▶ **Problem description**: Copy every line from the records below that holds the word "components".

■ ■ ■

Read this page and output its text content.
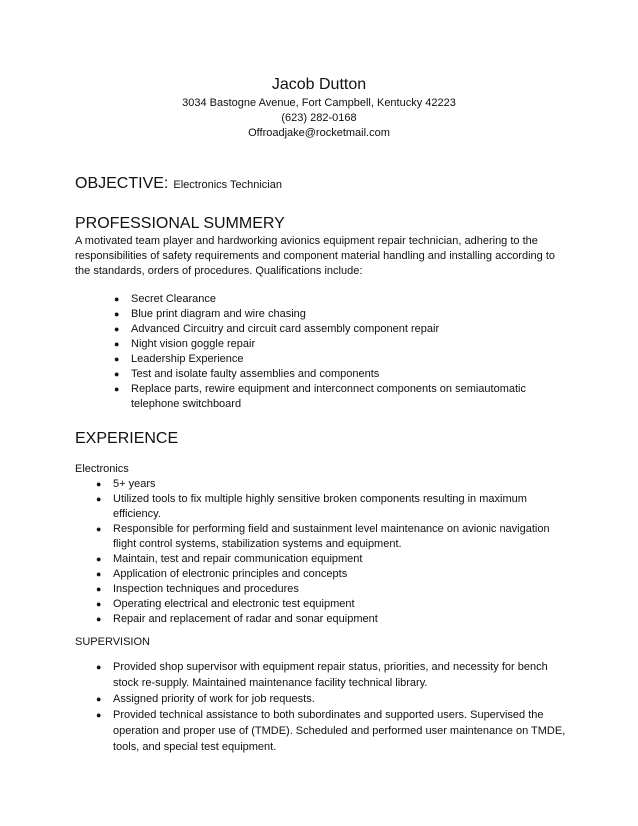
Jacob Dutton

3034 Bastogne Avenue, Fort Campbell, Kentucky 42223

(623) 282-0168

Offroadjake@rocketmail.com

OBJECTIVE: Electronics Technician
PROFESSIONAL SUMMERY

A motivated team player and hardworking avionics equipment repair technician, adhering to the responsibilities of safety requirements and component material handling and installing according to the standards, orders of procedures. Qualifications include:

● Secret Clearance
● Blue print diagram and wire chasing
● Advanced Circuitry and circuit card assembly component repair
● Night vision goggle repair
● Leadership Experience
● Test and isolate faulty assemblies and components
● Replace parts, rewire equipment and interconnect components on semiautomatic telephone switchboard
EXPERIENCE

Electronics

● 5+ years
● Utilized tools to fix multiple highly sensitive broken components resulting in maximum efficiency.
● Responsible for performing field and sustainment level maintenance on avionic navigation flight control systems, stabilization systems and equipment.
● Maintain, test and repair communication equipment
● Application of electronic principles and concepts
● Inspection techniques and procedures
● Operating electrical and electronic test equipment
● Repair and replacement of radar and sonar equipment

SUPERVISION

● Provided shop supervisor with equipment repair status, priorities, and necessity for bench stock re-supply. Maintained maintenance facility technical library.
● Assigned priority of work for job requests.
● Provided technical assistance to both subordinates and supported users. Supervised the operation and proper use of (TMDE). Scheduled and performed user maintenance on TMDE, tools, and special test equipment.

■ ■ ■

▶ **Result of this exercise**:
● Test and isolate faulty assemblies and components
● Replace parts, rewire equipment and interconnect components on semiautomatic telephone switchboard
● Utilized tools to fix multiple highly sensitive broken components resulting in maximum efficiency.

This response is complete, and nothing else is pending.